#### Data in this exercise:

- - - - - - -

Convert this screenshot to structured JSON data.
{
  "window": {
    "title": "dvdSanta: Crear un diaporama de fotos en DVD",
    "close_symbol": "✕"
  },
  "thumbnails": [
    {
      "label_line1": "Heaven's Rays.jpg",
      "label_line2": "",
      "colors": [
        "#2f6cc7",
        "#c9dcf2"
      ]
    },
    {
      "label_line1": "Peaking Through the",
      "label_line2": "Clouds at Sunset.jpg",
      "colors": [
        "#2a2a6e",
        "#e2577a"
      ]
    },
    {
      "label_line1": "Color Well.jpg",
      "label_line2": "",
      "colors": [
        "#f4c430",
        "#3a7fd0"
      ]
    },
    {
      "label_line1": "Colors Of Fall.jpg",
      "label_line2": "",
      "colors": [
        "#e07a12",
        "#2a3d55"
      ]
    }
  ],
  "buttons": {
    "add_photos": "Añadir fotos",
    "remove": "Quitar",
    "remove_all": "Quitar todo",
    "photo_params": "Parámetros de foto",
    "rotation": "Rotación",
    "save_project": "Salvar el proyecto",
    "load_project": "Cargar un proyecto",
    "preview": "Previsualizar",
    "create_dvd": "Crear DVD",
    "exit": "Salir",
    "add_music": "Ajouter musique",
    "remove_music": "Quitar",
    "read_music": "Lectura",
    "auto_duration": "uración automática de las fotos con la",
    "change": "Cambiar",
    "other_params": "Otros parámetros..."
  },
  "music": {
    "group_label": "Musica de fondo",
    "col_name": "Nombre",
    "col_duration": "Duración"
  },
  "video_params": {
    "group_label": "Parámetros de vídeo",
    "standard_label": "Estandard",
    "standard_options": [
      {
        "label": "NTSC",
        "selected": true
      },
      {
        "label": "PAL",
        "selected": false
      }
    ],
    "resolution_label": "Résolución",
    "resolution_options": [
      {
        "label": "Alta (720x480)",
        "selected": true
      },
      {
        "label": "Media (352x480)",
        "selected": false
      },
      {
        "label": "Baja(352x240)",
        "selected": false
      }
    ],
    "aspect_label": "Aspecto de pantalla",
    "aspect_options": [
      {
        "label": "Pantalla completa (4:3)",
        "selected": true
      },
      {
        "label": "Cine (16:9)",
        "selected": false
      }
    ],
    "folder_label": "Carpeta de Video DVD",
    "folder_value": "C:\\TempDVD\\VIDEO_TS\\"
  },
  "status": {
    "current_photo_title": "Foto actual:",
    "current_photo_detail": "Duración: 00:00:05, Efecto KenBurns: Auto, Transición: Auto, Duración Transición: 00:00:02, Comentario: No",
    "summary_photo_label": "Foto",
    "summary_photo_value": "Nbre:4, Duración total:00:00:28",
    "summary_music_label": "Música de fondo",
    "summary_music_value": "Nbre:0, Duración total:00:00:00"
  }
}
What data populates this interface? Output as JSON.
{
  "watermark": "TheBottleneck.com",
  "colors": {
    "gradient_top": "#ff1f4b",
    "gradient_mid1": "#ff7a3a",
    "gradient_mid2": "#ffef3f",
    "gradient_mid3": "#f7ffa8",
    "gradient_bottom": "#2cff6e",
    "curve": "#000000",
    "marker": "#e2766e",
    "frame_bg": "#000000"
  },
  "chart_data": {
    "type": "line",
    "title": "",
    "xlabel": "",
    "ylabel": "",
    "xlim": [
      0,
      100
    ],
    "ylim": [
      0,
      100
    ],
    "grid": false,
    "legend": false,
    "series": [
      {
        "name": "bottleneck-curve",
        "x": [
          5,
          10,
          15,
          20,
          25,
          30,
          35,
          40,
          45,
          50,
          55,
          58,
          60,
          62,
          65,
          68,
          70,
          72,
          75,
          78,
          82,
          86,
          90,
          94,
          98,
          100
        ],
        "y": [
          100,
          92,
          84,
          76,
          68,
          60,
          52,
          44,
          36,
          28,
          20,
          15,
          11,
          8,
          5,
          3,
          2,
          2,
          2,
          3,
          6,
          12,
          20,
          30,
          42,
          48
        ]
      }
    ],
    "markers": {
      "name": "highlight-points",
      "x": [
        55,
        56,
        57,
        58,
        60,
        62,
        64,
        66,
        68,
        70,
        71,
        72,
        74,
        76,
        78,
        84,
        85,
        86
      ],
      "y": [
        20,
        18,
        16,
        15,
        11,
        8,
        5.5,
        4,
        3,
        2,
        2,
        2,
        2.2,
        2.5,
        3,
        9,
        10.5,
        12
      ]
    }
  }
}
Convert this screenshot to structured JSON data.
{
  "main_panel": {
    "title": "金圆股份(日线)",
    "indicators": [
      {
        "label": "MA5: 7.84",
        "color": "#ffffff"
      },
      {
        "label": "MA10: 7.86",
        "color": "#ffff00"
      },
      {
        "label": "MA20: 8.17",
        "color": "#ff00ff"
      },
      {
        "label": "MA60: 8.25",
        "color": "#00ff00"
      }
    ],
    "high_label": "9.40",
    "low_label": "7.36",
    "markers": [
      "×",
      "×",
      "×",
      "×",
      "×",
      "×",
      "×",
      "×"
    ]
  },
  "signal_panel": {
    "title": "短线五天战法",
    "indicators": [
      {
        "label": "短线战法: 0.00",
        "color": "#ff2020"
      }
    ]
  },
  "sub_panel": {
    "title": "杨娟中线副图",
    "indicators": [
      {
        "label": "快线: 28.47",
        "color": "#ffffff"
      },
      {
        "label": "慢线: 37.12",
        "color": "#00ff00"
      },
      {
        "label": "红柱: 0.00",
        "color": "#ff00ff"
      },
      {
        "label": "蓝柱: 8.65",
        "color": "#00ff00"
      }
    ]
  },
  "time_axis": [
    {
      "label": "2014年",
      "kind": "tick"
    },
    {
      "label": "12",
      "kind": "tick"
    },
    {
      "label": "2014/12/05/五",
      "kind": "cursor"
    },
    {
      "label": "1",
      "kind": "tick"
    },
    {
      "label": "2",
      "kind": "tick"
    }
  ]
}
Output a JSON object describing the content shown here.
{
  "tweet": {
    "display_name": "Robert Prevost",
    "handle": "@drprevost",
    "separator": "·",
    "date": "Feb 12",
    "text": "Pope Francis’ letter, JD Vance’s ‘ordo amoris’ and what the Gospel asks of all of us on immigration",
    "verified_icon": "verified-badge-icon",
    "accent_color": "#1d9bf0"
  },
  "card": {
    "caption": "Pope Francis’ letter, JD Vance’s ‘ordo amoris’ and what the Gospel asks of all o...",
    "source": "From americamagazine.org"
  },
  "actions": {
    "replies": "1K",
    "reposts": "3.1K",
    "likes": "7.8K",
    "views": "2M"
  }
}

- - - - - - -

#### Aim:
Reproduce all the records precisely.

#### Reply:
Convert this screenshot to structured JSON data.
{
  "window": {
    "title": "dvdSanta: Crear un diaporama de fotos en DVD",
    "close_symbol": "✕"
  },
  "thumbnails": [
    {
      "label_line1": "Heaven's Rays.jpg",
      "label_line2": "",
      "colors": [
        "#2f6cc7",
        "#c9dcf2"
      ]
    },
    {
      "label_line1": "Peaking Through the",
      "label_line2": "Clouds at Sunset.jpg",
      "colors": [
        "#2a2a6e",
        "#e2577a"
      ]
    },
    {
      "label_line1": "Color Well.jpg",
      "label_line2": "",
      "colors": [
        "#f4c430",
        "#3a7fd0"
      ]
    },
    {
      "label_line1": "Colors Of Fall.jpg",
      "label_line2": "",
      "colors": [
        "#e07a12",
        "#2a3d55"
      ]
    }
  ],
  "buttons": {
    "add_photos": "Añadir fotos",
    "remove": "Quitar",
    "remove_all": "Quitar todo",
    "photo_params": "Parámetros de foto",
    "rotation": "Rotación",
    "save_project": "Salvar el proyecto",
    "load_project": "Cargar un proyecto",
    "preview": "Previsualizar",
    "create_dvd": "Crear DVD",
    "exit": "Salir",
    "add_music": "Ajouter musique",
    "remove_music": "Quitar",
    "read_music": "Lectura",
    "auto_duration": "uración automática de las fotos con la",
    "change": "Cambiar",
    "other_params": "Otros parámetros..."
  },
  "music": {
    "group_label": "Musica de fondo",
    "col_name": "Nombre",
    "col_duration": "Duración"
  },
  "video_params": {
    "group_label": "Parámetros de vídeo",
    "standard_label": "Estandard",
    "standard_options": [
      {
        "label": "NTSC",
        "selected": true
      },
      {
        "label": "PAL",
        "selected": false
      }
    ],
    "resolution_label": "Résolución",
    "resolution_options": [
      {
        "label": "Alta (720x480)",
        "selected": true
      },
      {
        "label": "Media (352x480)",
        "selected": false
      },
      {
        "label": "Baja(352x240)",
        "selected": false
      }
    ],
    "aspect_label": "Aspecto de pantalla",
    "aspect_options": [
      {
        "label": "Pantalla completa (4:3)",
        "selected": true
      },
      {
        "label": "Cine (16:9)",
        "selected": false
      }
    ],
    "folder_label": "Carpeta de Video DVD",
    "folder_value": "C:\\TempDVD\\VIDEO_TS\\"
  },
  "status": {
    "current_photo_title": "Foto actual:",
    "current_photo_detail": "Duración: 00:00:05, Efecto KenBurns: Auto, Transición: Auto, Duración Transición: 00:00:02, Comentario: No",
    "summary_photo_label": "Foto",
    "summary_photo_value": "Nbre:4, Duración total:00:00:28",
    "summary_music_label": "Música de fondo",
    "summary_music_value": "Nbre:0, Duración total:00:00:00"
  }
}
What data populates this interface? Output as JSON.
{
  "watermark": "TheBottleneck.com",
  "colors": {
    "gradient_top": "#ff1f4b",
    "gradient_mid1": "#ff7a3a",
    "gradient_mid2": "#ffef3f",
    "gradient_mid3": "#f7ffa8",
    "gradient_bottom": "#2cff6e",
    "curve": "#000000",
    "marker": "#e2766e",
    "frame_bg": "#000000"
  },
  "chart_data": {
    "type": "line",
    "title": "",
    "xlabel": "",
    "ylabel": "",
    "xlim": [
      0,
      100
    ],
    "ylim": [
      0,
      100
    ],
    "grid": false,
    "legend": false,
    "series": [
      {
        "name": "bottleneck-curve",
        "x": [
          5,
          10,
          15,
          20,
          25,
          30,
          35,
          40,
          45,
          50,
          55,
          58,
          60,
          62,
          65,
          68,
          70,
          72,
          75,
          78,
          82,
          86,
          90,
          94,
          98,
          100
        ],
        "y": [
          100,
          92,
          84,
          76,
          68,
          60,
          52,
          44,
          36,
          28,
          20,
          15,
          11,
          8,
          5,
          3,
          2,
          2,
          2,
          3,
          6,
          12,
          20,
          30,
          42,
          48
        ]
      }
    ],
    "markers": {
      "name": "highlight-points",
      "x": [
        55,
        56,
        57,
        58,
        60,
        62,
        64,
        66,
        68,
        70,
        71,
        72,
        74,
        76,
        78,
        84,
        85,
        86
      ],
      "y": [
        20,
        18,
        16,
        15,
        11,
        8,
        5.5,
        4,
        3,
        2,
        2,
        2,
        2.2,
        2.5,
        3,
        9,
        10.5,
        12
      ]
    }
  }
}
Convert this screenshot to structured JSON data.
{
  "main_panel": {
    "title": "金圆股份(日线)",
    "indicators": [
      {
        "label": "MA5: 7.84",
        "color": "#ffffff"
      },
      {
        "label": "MA10: 7.86",
        "color": "#ffff00"
      },
      {
        "label": "MA20: 8.17",
        "color": "#ff00ff"
      },
      {
        "label": "MA60: 8.25",
        "color": "#00ff00"
      }
    ],
    "high_label": "9.40",
    "low_label": "7.36",
    "markers": [
      "×",
      "×",
      "×",
      "×",
      "×",
      "×",
      "×",
      "×"
    ]
  },
  "signal_panel": {
    "title": "短线五天战法",
    "indicators": [
      {
        "label": "短线战法: 0.00",
        "color": "#ff2020"
      }
    ]
  },
  "sub_panel": {
    "title": "杨娟中线副图",
    "indicators": [
      {
        "label": "快线: 28.47",
        "color": "#ffffff"
      },
      {
        "label": "慢线: 37.12",
        "color": "#00ff00"
      },
      {
        "label": "红柱: 0.00",
        "color": "#ff00ff"
      },
      {
        "label": "蓝柱: 8.65",
        "color": "#00ff00"
      }
    ]
  },
  "time_axis": [
    {
      "label": "2014年",
      "kind": "tick"
    },
    {
      "label": "12",
      "kind": "tick"
    },
    {
      "label": "2014/12/05/五",
      "kind": "cursor"
    },
    {
      "label": "1",
      "kind": "tick"
    },
    {
      "label": "2",
      "kind": "tick"
    }
  ]
}
Output a JSON object describing the content shown here.
{
  "tweet": {
    "display_name": "Robert Prevost",
    "handle": "@drprevost",
    "separator": "·",
    "date": "Feb 12",
    "text": "Pope Francis’ letter, JD Vance’s ‘ordo amoris’ and what the Gospel asks of all of us on immigration",
    "verified_icon": "verified-badge-icon",
    "accent_color": "#1d9bf0"
  },
  "card": {
    "caption": "Pope Francis’ letter, JD Vance’s ‘ordo amoris’ and what the Gospel asks of all o...",
    "source": "From americamagazine.org"
  },
  "actions": {
    "replies": "1K",
    "reposts": "3.1K",
    "likes": "7.8K",
    "views": "2M"
  }
}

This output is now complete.